GOAL: Your task is to give the listing below back word for word, pictures excluded.

Figure contents as structured data
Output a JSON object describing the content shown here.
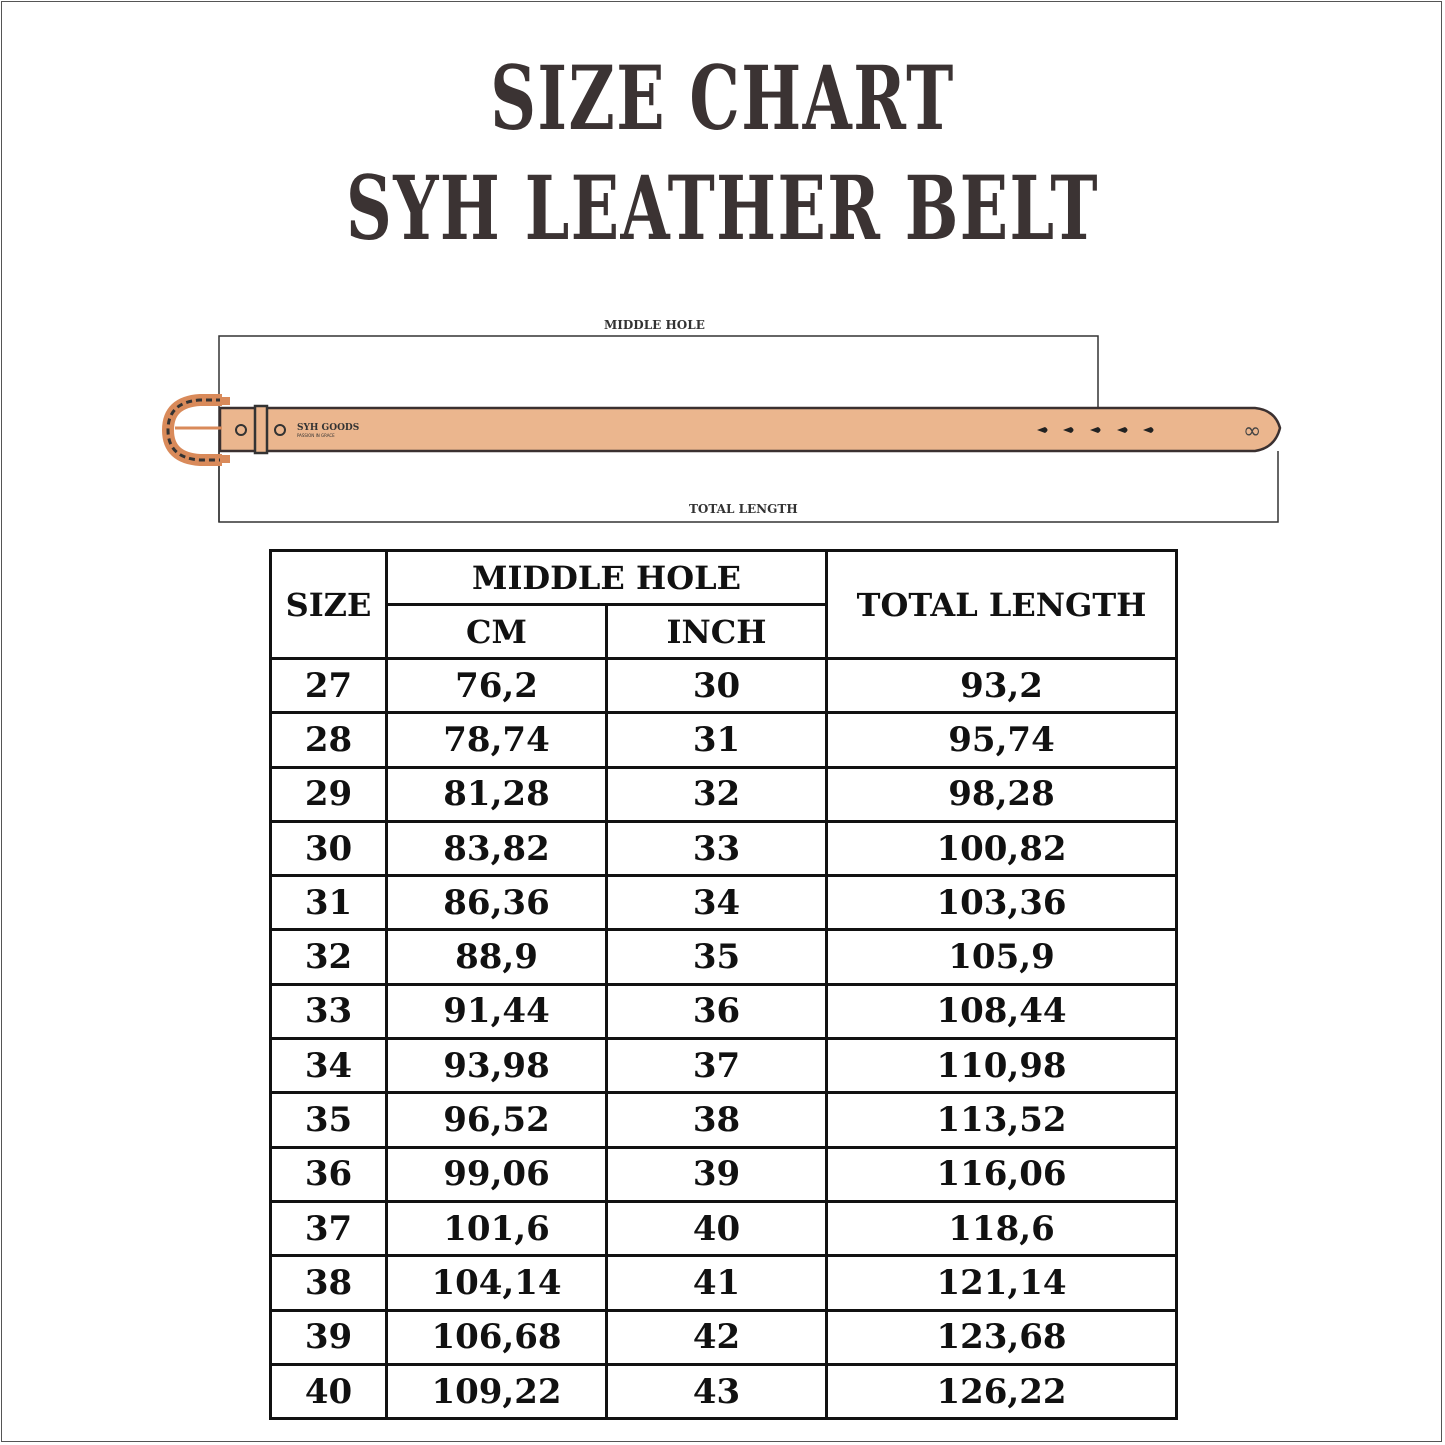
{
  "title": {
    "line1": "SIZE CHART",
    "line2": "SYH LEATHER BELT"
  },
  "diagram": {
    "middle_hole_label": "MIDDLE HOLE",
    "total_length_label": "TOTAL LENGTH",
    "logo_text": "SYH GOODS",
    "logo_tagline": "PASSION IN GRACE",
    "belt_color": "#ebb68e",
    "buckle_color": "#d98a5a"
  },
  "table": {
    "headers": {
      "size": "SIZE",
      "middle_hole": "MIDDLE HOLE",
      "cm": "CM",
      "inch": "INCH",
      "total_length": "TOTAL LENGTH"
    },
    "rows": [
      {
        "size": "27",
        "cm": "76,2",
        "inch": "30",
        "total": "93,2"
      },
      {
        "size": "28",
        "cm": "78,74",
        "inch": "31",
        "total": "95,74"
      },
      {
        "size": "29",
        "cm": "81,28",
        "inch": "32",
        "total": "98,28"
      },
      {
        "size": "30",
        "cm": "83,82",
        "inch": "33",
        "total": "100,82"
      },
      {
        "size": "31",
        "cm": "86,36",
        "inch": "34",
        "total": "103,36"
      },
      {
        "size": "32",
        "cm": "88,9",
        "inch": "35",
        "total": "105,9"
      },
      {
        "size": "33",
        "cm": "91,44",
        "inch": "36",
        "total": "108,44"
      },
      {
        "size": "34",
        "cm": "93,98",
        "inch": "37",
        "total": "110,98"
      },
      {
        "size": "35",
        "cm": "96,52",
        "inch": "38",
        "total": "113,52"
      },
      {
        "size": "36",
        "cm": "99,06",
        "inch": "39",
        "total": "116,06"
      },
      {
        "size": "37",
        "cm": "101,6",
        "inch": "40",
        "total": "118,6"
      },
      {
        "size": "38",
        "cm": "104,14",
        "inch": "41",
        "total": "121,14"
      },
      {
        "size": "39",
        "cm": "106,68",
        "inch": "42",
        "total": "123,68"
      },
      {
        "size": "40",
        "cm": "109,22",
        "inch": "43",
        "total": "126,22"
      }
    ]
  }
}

OUTPUT FOR THIS TASK:
Output a JSON object describing the content shown here.
{
  "title": {
    "line1": "SIZE CHART",
    "line2": "SYH LEATHER BELT"
  },
  "diagram": {
    "middle_hole_label": "MIDDLE HOLE",
    "total_length_label": "TOTAL LENGTH",
    "logo_text": "SYH GOODS",
    "logo_tagline": "PASSION IN GRACE",
    "belt_color": "#ebb68e",
    "buckle_color": "#d98a5a"
  },
  "table": {
    "headers": {
      "size": "SIZE",
      "middle_hole": "MIDDLE HOLE",
      "cm": "CM",
      "inch": "INCH",
      "total_length": "TOTAL LENGTH"
    },
    "rows": [
      {
        "size": "27",
        "cm": "76,2",
        "inch": "30",
        "total": "93,2"
      },
      {
        "size": "28",
        "cm": "78,74",
        "inch": "31",
        "total": "95,74"
      },
      {
        "size": "29",
        "cm": "81,28",
        "inch": "32",
        "total": "98,28"
      },
      {
        "size": "30",
        "cm": "83,82",
        "inch": "33",
        "total": "100,82"
      },
      {
        "size": "31",
        "cm": "86,36",
        "inch": "34",
        "total": "103,36"
      },
      {
        "size": "32",
        "cm": "88,9",
        "inch": "35",
        "total": "105,9"
      },
      {
        "size": "33",
        "cm": "91,44",
        "inch": "36",
        "total": "108,44"
      },
      {
        "size": "34",
        "cm": "93,98",
        "inch": "37",
        "total": "110,98"
      },
      {
        "size": "35",
        "cm": "96,52",
        "inch": "38",
        "total": "113,52"
      },
      {
        "size": "36",
        "cm": "99,06",
        "inch": "39",
        "total": "116,06"
      },
      {
        "size": "37",
        "cm": "101,6",
        "inch": "40",
        "total": "118,6"
      },
      {
        "size": "38",
        "cm": "104,14",
        "inch": "41",
        "total": "121,14"
      },
      {
        "size": "39",
        "cm": "106,68",
        "inch": "42",
        "total": "123,68"
      },
      {
        "size": "40",
        "cm": "109,22",
        "inch": "43",
        "total": "126,22"
      }
    ]
  }
}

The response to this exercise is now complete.